Every record below should be written out exactly; pictures stay out.

(Records that describe figures)
— Begin —

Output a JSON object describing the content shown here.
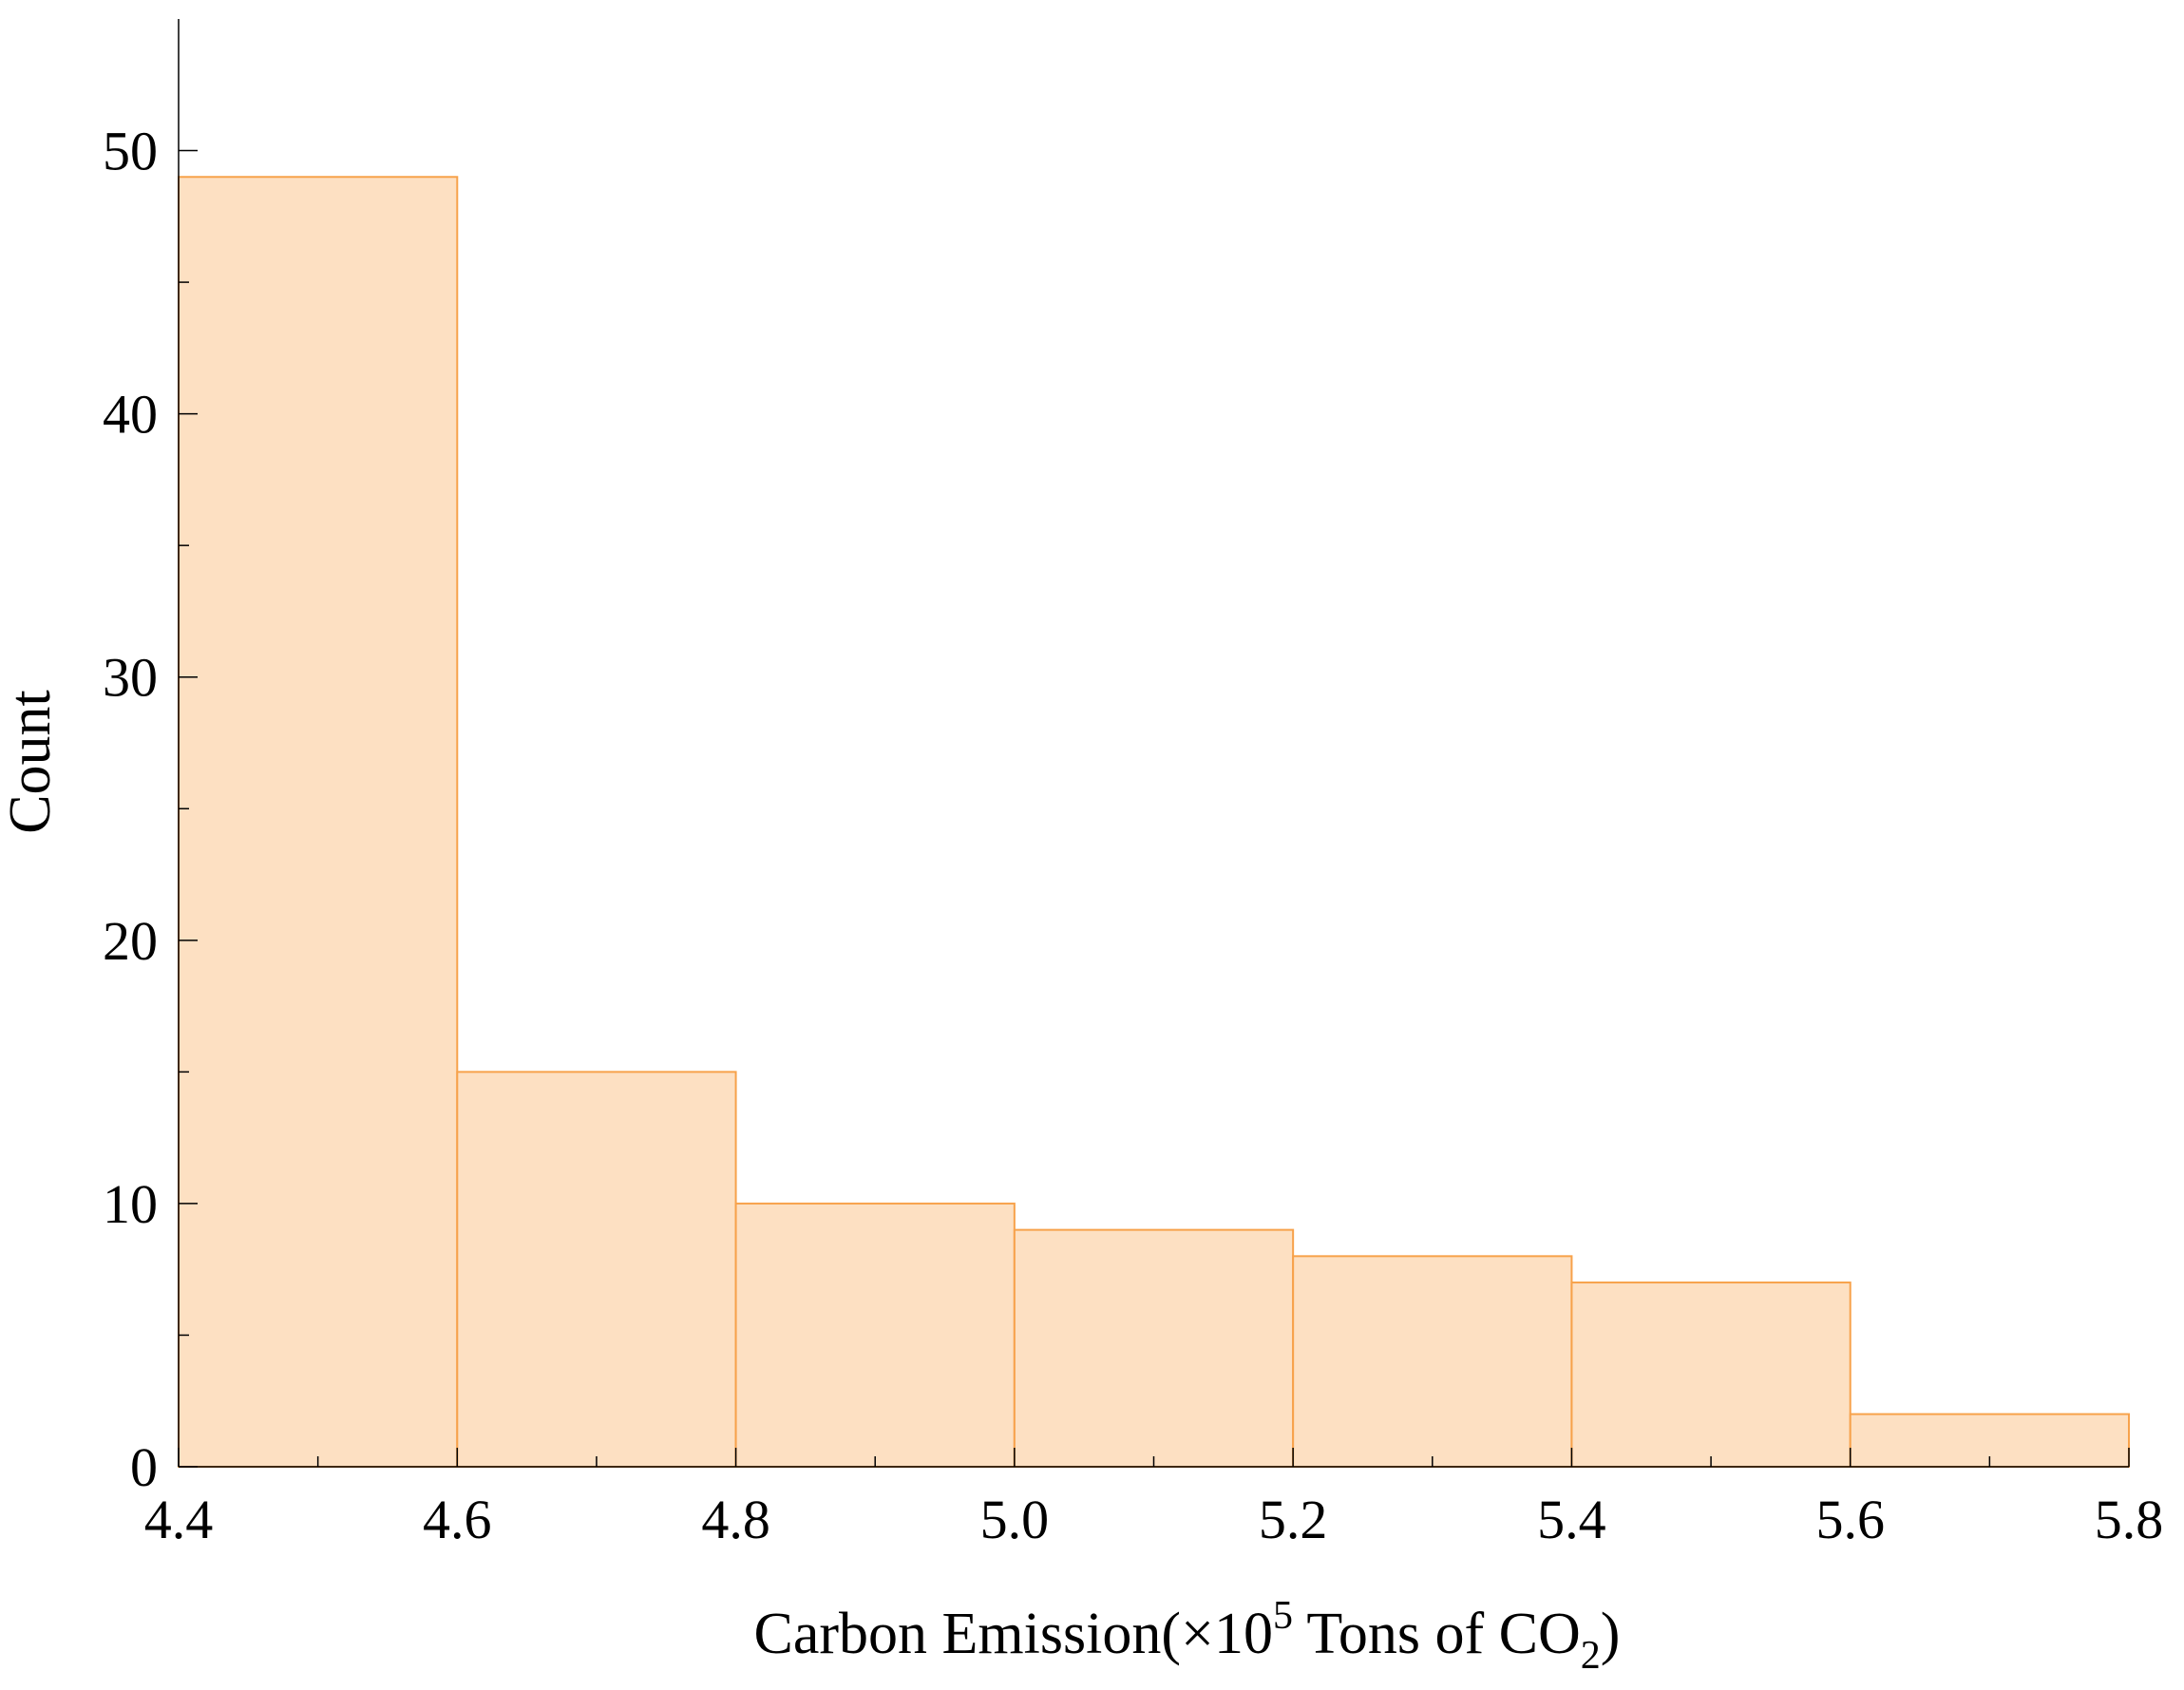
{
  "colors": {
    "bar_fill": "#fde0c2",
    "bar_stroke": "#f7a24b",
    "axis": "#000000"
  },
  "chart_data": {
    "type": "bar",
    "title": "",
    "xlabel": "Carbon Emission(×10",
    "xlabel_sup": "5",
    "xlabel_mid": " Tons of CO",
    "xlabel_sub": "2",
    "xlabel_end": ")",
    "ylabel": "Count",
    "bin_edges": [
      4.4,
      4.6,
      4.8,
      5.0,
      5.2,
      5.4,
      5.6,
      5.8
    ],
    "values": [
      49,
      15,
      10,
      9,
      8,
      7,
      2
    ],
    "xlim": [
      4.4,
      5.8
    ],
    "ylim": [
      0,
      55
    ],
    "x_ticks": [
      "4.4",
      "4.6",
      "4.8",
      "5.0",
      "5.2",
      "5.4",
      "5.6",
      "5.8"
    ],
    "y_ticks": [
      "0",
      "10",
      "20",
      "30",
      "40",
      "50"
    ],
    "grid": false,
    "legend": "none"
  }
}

— End —

Solution to the problem -
Output a JSON object describing the content shown here.
{
  "colors": {
    "bar_fill": "#fde0c2",
    "bar_stroke": "#f7a24b",
    "axis": "#000000"
  },
  "chart_data": {
    "type": "bar",
    "title": "",
    "xlabel": "Carbon Emission(×10",
    "xlabel_sup": "5",
    "xlabel_mid": " Tons of CO",
    "xlabel_sub": "2",
    "xlabel_end": ")",
    "ylabel": "Count",
    "bin_edges": [
      4.4,
      4.6,
      4.8,
      5.0,
      5.2,
      5.4,
      5.6,
      5.8
    ],
    "values": [
      49,
      15,
      10,
      9,
      8,
      7,
      2
    ],
    "xlim": [
      4.4,
      5.8
    ],
    "ylim": [
      0,
      55
    ],
    "x_ticks": [
      "4.4",
      "4.6",
      "4.8",
      "5.0",
      "5.2",
      "5.4",
      "5.6",
      "5.8"
    ],
    "y_ticks": [
      "0",
      "10",
      "20",
      "30",
      "40",
      "50"
    ],
    "grid": false,
    "legend": "none"
  }
}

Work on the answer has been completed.